— Brief —
Scan the listing below and copy every line holding "Figure".

— Data for this task —

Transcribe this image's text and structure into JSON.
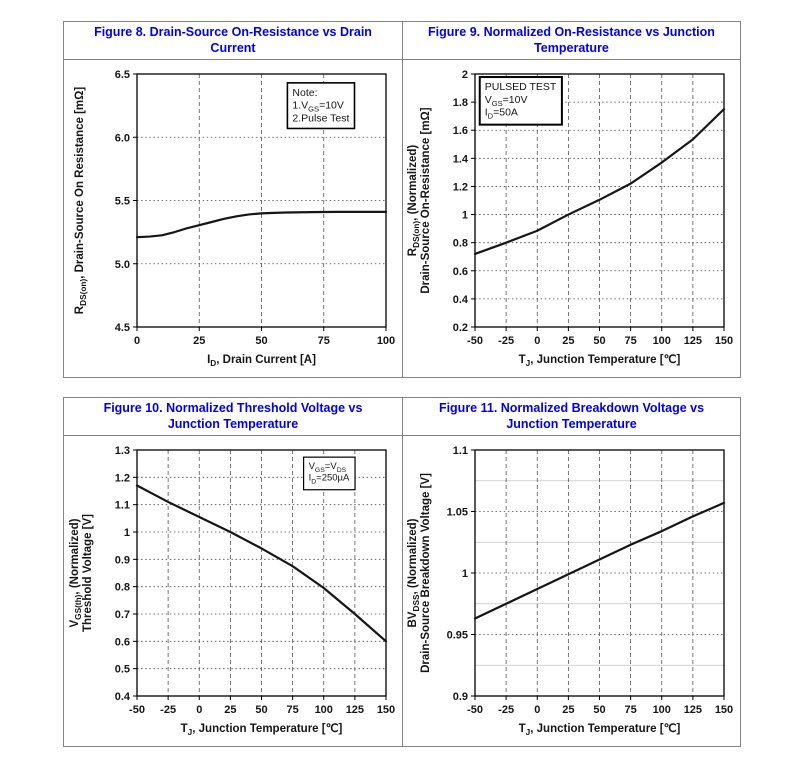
{
  "page": {
    "background": "#ffffff",
    "panel_border_color": "#848484",
    "title_color": "#0000ee",
    "curve_color": "#161616"
  },
  "chart_data": [
    {
      "figure_title": "Figure 8. Drain-Source On-Resistance vs Drain Current",
      "type": "line",
      "xlabel": [
        {
          "t": "I"
        },
        {
          "t": "D",
          "sub": true
        },
        {
          "t": ", Drain Current [A]"
        }
      ],
      "ylabel_lines": [
        [
          {
            "t": "R"
          },
          {
            "t": "DS(on)",
            "sub": true
          },
          {
            "t": ", Drain-Source On Resistance [mΩ]"
          }
        ]
      ],
      "xlim": [
        0,
        100
      ],
      "ylim": [
        4.5,
        6.5
      ],
      "xticks": [
        {
          "v": 0,
          "l": "0"
        },
        {
          "v": 25,
          "l": "25"
        },
        {
          "v": 50,
          "l": "50"
        },
        {
          "v": 75,
          "l": "75"
        },
        {
          "v": 100,
          "l": "100"
        }
      ],
      "yticks": [
        {
          "v": 4.5,
          "l": "4.5"
        },
        {
          "v": 5.0,
          "l": "5.0"
        },
        {
          "v": 5.5,
          "l": "5.5"
        },
        {
          "v": 6.0,
          "l": "6.0"
        },
        {
          "v": 6.5,
          "l": "6.5"
        }
      ],
      "grid": "on",
      "legend": {
        "pos": {
          "fx": 0.6,
          "fy": 0.035
        },
        "border": 1.6,
        "fs": 10.5,
        "lines": [
          [
            {
              "t": "Note:"
            }
          ],
          [
            {
              "t": "1.V"
            },
            {
              "t": "GS",
              "sub": true
            },
            {
              "t": "=10V"
            }
          ],
          [
            {
              "t": "2.Pulse Test"
            }
          ]
        ]
      },
      "series": [
        {
          "name": "RDS(on) vs ID",
          "points": [
            [
              0,
              5.21
            ],
            [
              5,
              5.215
            ],
            [
              10,
              5.225
            ],
            [
              15,
              5.25
            ],
            [
              20,
              5.28
            ],
            [
              25,
              5.305
            ],
            [
              30,
              5.33
            ],
            [
              35,
              5.355
            ],
            [
              40,
              5.375
            ],
            [
              45,
              5.39
            ],
            [
              50,
              5.398
            ],
            [
              55,
              5.402
            ],
            [
              60,
              5.405
            ],
            [
              70,
              5.408
            ],
            [
              80,
              5.41
            ],
            [
              90,
              5.41
            ],
            [
              100,
              5.41
            ]
          ]
        }
      ]
    },
    {
      "figure_title": "Figure 9. Normalized On-Resistance vs Junction Temperature",
      "type": "line",
      "xlabel": [
        {
          "t": "T"
        },
        {
          "t": "J",
          "sub": true
        },
        {
          "t": ", Junction Temperature [℃]"
        }
      ],
      "ylabel_lines": [
        [
          {
            "t": "R"
          },
          {
            "t": "DS(on)",
            "sub": true
          },
          {
            "t": ", (Normalized)"
          }
        ],
        [
          {
            "t": "Drain-Source On-Resistance [mΩ]"
          }
        ]
      ],
      "xlim": [
        -50,
        150
      ],
      "ylim": [
        0.2,
        2
      ],
      "xticks": [
        {
          "v": -50,
          "l": "-50"
        },
        {
          "v": -25,
          "l": "-25"
        },
        {
          "v": 0,
          "l": "0"
        },
        {
          "v": 25,
          "l": "25"
        },
        {
          "v": 50,
          "l": "50"
        },
        {
          "v": 75,
          "l": "75"
        },
        {
          "v": 100,
          "l": "100"
        },
        {
          "v": 125,
          "l": "125"
        },
        {
          "v": 150,
          "l": "150"
        }
      ],
      "yticks": [
        {
          "v": 0.2,
          "l": "0.2"
        },
        {
          "v": 0.4,
          "l": "0.4"
        },
        {
          "v": 0.6,
          "l": "0.6"
        },
        {
          "v": 0.8,
          "l": "0.8"
        },
        {
          "v": 1,
          "l": "1"
        },
        {
          "v": 1.2,
          "l": "1.2"
        },
        {
          "v": 1.4,
          "l": "1.4"
        },
        {
          "v": 1.6,
          "l": "1.6"
        },
        {
          "v": 1.8,
          "l": "1.8"
        },
        {
          "v": 2,
          "l": "2"
        }
      ],
      "grid": "on",
      "legend": {
        "pos": {
          "fx": 0.015,
          "fy": 0.012
        },
        "border": 2,
        "fs": 10.5,
        "lines": [
          [
            {
              "t": "PULSED TEST"
            }
          ],
          [
            {
              "t": "V"
            },
            {
              "t": "GS",
              "sub": true
            },
            {
              "t": "=10V"
            }
          ],
          [
            {
              "t": "I"
            },
            {
              "t": "D",
              "sub": true
            },
            {
              "t": "=50A"
            }
          ]
        ]
      },
      "series": [
        {
          "name": "normalized RDS(on) vs TJ",
          "points": [
            [
              -50,
              0.72
            ],
            [
              -25,
              0.8
            ],
            [
              0,
              0.885
            ],
            [
              25,
              1.0
            ],
            [
              50,
              1.105
            ],
            [
              75,
              1.22
            ],
            [
              100,
              1.37
            ],
            [
              125,
              1.535
            ],
            [
              150,
              1.75
            ]
          ]
        }
      ]
    },
    {
      "figure_title": "Figure 10. Normalized Threshold Voltage vs Junction Temperature",
      "type": "line",
      "xlabel": [
        {
          "t": "T"
        },
        {
          "t": "J",
          "sub": true
        },
        {
          "t": ", Junction Temperature [℃]"
        }
      ],
      "ylabel_lines": [
        [
          {
            "t": "V"
          },
          {
            "t": "GS(th)",
            "sub": true
          },
          {
            "t": ", (Normalized)"
          }
        ],
        [
          {
            "t": "Threshold Voltage [V]"
          }
        ]
      ],
      "xlim": [
        -50,
        150
      ],
      "ylim": [
        0.4,
        1.3
      ],
      "xticks": [
        {
          "v": -50,
          "l": "-50"
        },
        {
          "v": -25,
          "l": "-25"
        },
        {
          "v": 0,
          "l": "0"
        },
        {
          "v": 25,
          "l": "25"
        },
        {
          "v": 50,
          "l": "50"
        },
        {
          "v": 75,
          "l": "75"
        },
        {
          "v": 100,
          "l": "100"
        },
        {
          "v": 125,
          "l": "125"
        },
        {
          "v": 150,
          "l": "150"
        }
      ],
      "yticks": [
        {
          "v": 0.4,
          "l": "0.4"
        },
        {
          "v": 0.5,
          "l": "0.5"
        },
        {
          "v": 0.6,
          "l": "0.6"
        },
        {
          "v": 0.7,
          "l": "0.7"
        },
        {
          "v": 0.8,
          "l": "0.8"
        },
        {
          "v": 0.9,
          "l": "0.9"
        },
        {
          "v": 1,
          "l": "1"
        },
        {
          "v": 1.1,
          "l": "1.1"
        },
        {
          "v": 1.2,
          "l": "1.2"
        },
        {
          "v": 1.3,
          "l": "1.3"
        }
      ],
      "grid": "on",
      "legend": {
        "pos": {
          "fx": 0.665,
          "fy": 0.025
        },
        "border": 1.2,
        "fs": 9.5,
        "lines": [
          [
            {
              "t": "V"
            },
            {
              "t": "GS",
              "sub": true
            },
            {
              "t": "=V"
            },
            {
              "t": "DS",
              "sub": true
            }
          ],
          [
            {
              "t": "I"
            },
            {
              "t": "D",
              "sub": true
            },
            {
              "t": "=250µA"
            }
          ]
        ]
      },
      "series": [
        {
          "name": "normalized VGS(th) vs TJ",
          "points": [
            [
              -50,
              1.17
            ],
            [
              -25,
              1.11
            ],
            [
              0,
              1.055
            ],
            [
              25,
              1.0
            ],
            [
              50,
              0.94
            ],
            [
              75,
              0.875
            ],
            [
              100,
              0.795
            ],
            [
              125,
              0.7
            ],
            [
              150,
              0.6
            ]
          ]
        }
      ]
    },
    {
      "figure_title": "Figure 11. Normalized Breakdown Voltage vs Junction Temperature",
      "type": "line",
      "xlabel": [
        {
          "t": "T"
        },
        {
          "t": "J",
          "sub": true
        },
        {
          "t": ", Junction Temperature [℃]"
        }
      ],
      "ylabel_lines": [
        [
          {
            "t": "BV"
          },
          {
            "t": "DSS",
            "sub": true
          },
          {
            "t": ", (Normalized)"
          }
        ],
        [
          {
            "t": "Drain-Source Breakdown Voltage [V]"
          }
        ]
      ],
      "xlim": [
        -50,
        150
      ],
      "ylim": [
        0.9,
        1.1
      ],
      "xticks": [
        {
          "v": -50,
          "l": "-50"
        },
        {
          "v": -25,
          "l": "-25"
        },
        {
          "v": 0,
          "l": "0"
        },
        {
          "v": 25,
          "l": "25"
        },
        {
          "v": 50,
          "l": "50"
        },
        {
          "v": 75,
          "l": "75"
        },
        {
          "v": 100,
          "l": "100"
        },
        {
          "v": 125,
          "l": "125"
        },
        {
          "v": 150,
          "l": "150"
        }
      ],
      "yticks": [
        {
          "v": 0.9,
          "l": "0.9"
        },
        {
          "v": 0.95,
          "l": "0.95"
        },
        {
          "v": 1,
          "l": "1"
        },
        {
          "v": 1.05,
          "l": "1.05"
        },
        {
          "v": 1.1,
          "l": "1.1"
        }
      ],
      "yticks_minor": [
        0.925,
        0.975,
        1.025,
        1.075
      ],
      "grid": "on",
      "legend": null,
      "series": [
        {
          "name": "normalized BVDSS vs TJ",
          "points": [
            [
              -50,
              0.963
            ],
            [
              -25,
              0.975
            ],
            [
              0,
              0.987
            ],
            [
              25,
              0.999
            ],
            [
              50,
              1.011
            ],
            [
              75,
              1.023
            ],
            [
              100,
              1.034
            ],
            [
              125,
              1.046
            ],
            [
              150,
              1.057
            ]
          ]
        }
      ]
    }
  ]
}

— Output of the task —
      "figure_title": "Figure 8. Drain-Source On-Resistance vs Drain Current",
      "figure_title": "Figure 9. Normalized On-Resistance vs Junction Temperature",
      "figure_title": "Figure 10. Normalized Threshold Voltage vs Junction Temperature",
      "figure_title": "Figure 11. Normalized Breakdown Voltage vs Junction Temperature",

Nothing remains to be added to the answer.